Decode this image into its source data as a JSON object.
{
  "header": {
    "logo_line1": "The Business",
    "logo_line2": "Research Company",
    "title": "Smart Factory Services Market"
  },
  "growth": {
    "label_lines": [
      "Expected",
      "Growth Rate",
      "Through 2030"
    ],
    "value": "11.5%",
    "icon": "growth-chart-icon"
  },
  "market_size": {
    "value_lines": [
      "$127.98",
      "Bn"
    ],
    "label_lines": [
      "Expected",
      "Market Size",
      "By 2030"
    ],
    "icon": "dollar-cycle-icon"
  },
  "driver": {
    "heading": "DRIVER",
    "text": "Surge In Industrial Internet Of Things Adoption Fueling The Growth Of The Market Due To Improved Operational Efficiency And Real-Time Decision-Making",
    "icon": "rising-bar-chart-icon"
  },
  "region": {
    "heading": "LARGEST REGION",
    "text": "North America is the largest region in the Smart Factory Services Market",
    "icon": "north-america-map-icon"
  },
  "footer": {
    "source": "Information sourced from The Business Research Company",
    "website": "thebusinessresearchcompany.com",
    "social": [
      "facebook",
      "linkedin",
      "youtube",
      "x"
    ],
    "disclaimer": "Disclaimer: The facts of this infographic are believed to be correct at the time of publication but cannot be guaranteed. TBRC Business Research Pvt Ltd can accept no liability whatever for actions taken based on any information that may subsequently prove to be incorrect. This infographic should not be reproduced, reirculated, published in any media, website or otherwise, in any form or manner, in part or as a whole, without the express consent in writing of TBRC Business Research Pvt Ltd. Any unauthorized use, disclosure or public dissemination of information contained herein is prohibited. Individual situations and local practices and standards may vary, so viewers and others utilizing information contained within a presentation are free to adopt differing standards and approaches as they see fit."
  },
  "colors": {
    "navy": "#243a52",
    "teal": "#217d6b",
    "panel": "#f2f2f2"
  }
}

- - -

### What to work on:
Repeat the material word for word, in full.

### Result of this exercise:
Decode this image into its source data as a JSON object.
{
  "header": {
    "logo_line1": "The Business",
    "logo_line2": "Research Company",
    "title": "Smart Factory Services Market"
  },
  "growth": {
    "label_lines": [
      "Expected",
      "Growth Rate",
      "Through 2030"
    ],
    "value": "11.5%",
    "icon": "growth-chart-icon"
  },
  "market_size": {
    "value_lines": [
      "$127.98",
      "Bn"
    ],
    "label_lines": [
      "Expected",
      "Market Size",
      "By 2030"
    ],
    "icon": "dollar-cycle-icon"
  },
  "driver": {
    "heading": "DRIVER",
    "text": "Surge In Industrial Internet Of Things Adoption Fueling The Growth Of The Market Due To Improved Operational Efficiency And Real-Time Decision-Making",
    "icon": "rising-bar-chart-icon"
  },
  "region": {
    "heading": "LARGEST REGION",
    "text": "North America is the largest region in the Smart Factory Services Market",
    "icon": "north-america-map-icon"
  },
  "footer": {
    "source": "Information sourced from The Business Research Company",
    "website": "thebusinessresearchcompany.com",
    "social": [
      "facebook",
      "linkedin",
      "youtube",
      "x"
    ],
    "disclaimer": "Disclaimer: The facts of this infographic are believed to be correct at the time of publication but cannot be guaranteed. TBRC Business Research Pvt Ltd can accept no liability whatever for actions taken based on any information that may subsequently prove to be incorrect. This infographic should not be reproduced, reirculated, published in any media, website or otherwise, in any form or manner, in part or as a whole, without the express consent in writing of TBRC Business Research Pvt Ltd. Any unauthorized use, disclosure or public dissemination of information contained herein is prohibited. Individual situations and local practices and standards may vary, so viewers and others utilizing information contained within a presentation are free to adopt differing standards and approaches as they see fit."
  },
  "colors": {
    "navy": "#243a52",
    "teal": "#217d6b",
    "panel": "#f2f2f2"
  }
}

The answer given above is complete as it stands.